**To be done:** Write out all of the entries that follow, word for word, but skip the pictures.

**Input records:**
'''
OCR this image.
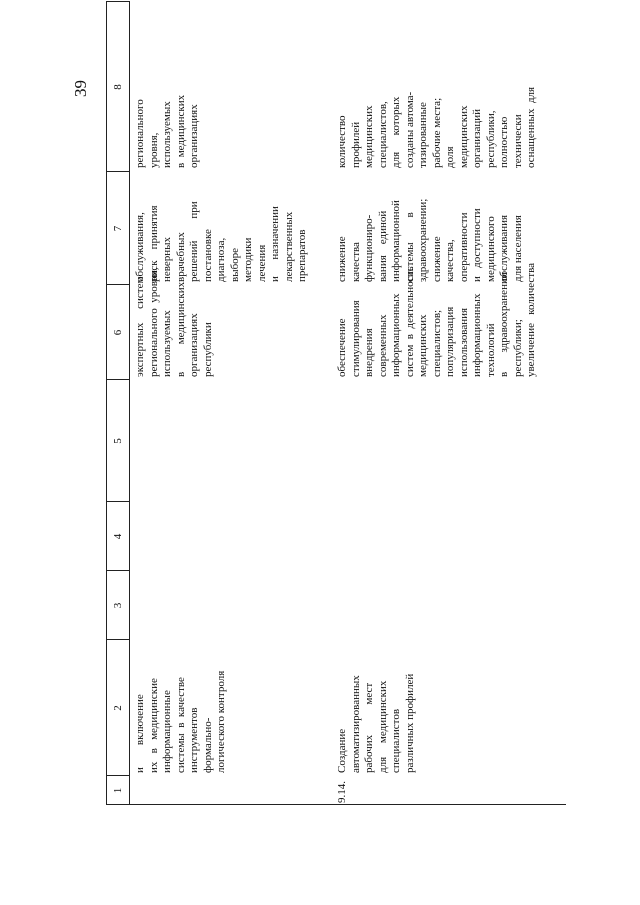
39
1
2
3
4
5
6
7
8
и        включение
их   в   медицинские
информационные
системы  в  качестве
инструментов
формально-
логического контроля
экспертных     систем
регионального  уровня,
используемых
в          медицинских
организациях
республики
обслуживания,
риск    принятия
неверных
врачебных
решений        при
постановке
диагноза,
выборе
методики
лечения
и      назначении
лекарственных
препаратов
регионального
уровня,
используемых
в  медицинских
организациях
9.14.
Создание
автоматизированных
рабочих           мест
для     медицинских
специалистов
различных профилей
обеспечение
стимулирования
внедрения
современных
информационных
систем  в  деятельность
медицинских
специалистов;
популяризация
использования
информационных
технологий
в       здравоохранении
республики;
увеличение   количества
снижение
качества
функциониро-
вания    единой
информационной
системы         в
здравоохранении;
снижение
качества,
оперативности
и   доступности
медицинского
обслуживания
для населения
количество
профилей
медицинских
специалистов,
для      которых
созданы автома-
тизированные
рабочие места;
доля
медицинских
организаций
республики,
полностью
технически
оснащенных  для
'''
**Task answer:**
OCR this image.
39
1
2
3
4
5
6
7
8
и        включение
их   в   медицинские
информационные
системы  в  качестве
инструментов
формально-
логического контроля
экспертных     систем
регионального  уровня,
используемых
в          медицинских
организациях
республики
обслуживания,
риск    принятия
неверных
врачебных
решений        при
постановке
диагноза,
выборе
методики
лечения
и      назначении
лекарственных
препаратов
регионального
уровня,
используемых
в  медицинских
организациях
9.14.
Создание
автоматизированных
рабочих           мест
для     медицинских
специалистов
различных профилей
обеспечение
стимулирования
внедрения
современных
информационных
систем  в  деятельность
медицинских
специалистов;
популяризация
использования
информационных
технологий
в       здравоохранении
республики;
увеличение   количества
снижение
качества
функциониро-
вания    единой
информационной
системы         в
здравоохранении;
снижение
качества,
оперативности
и   доступности
медицинского
обслуживания
для населения
количество
профилей
медицинских
специалистов,
для      которых
созданы автома-
тизированные
рабочие места;
доля
медицинских
организаций
республики,
полностью
технически
оснащенных  для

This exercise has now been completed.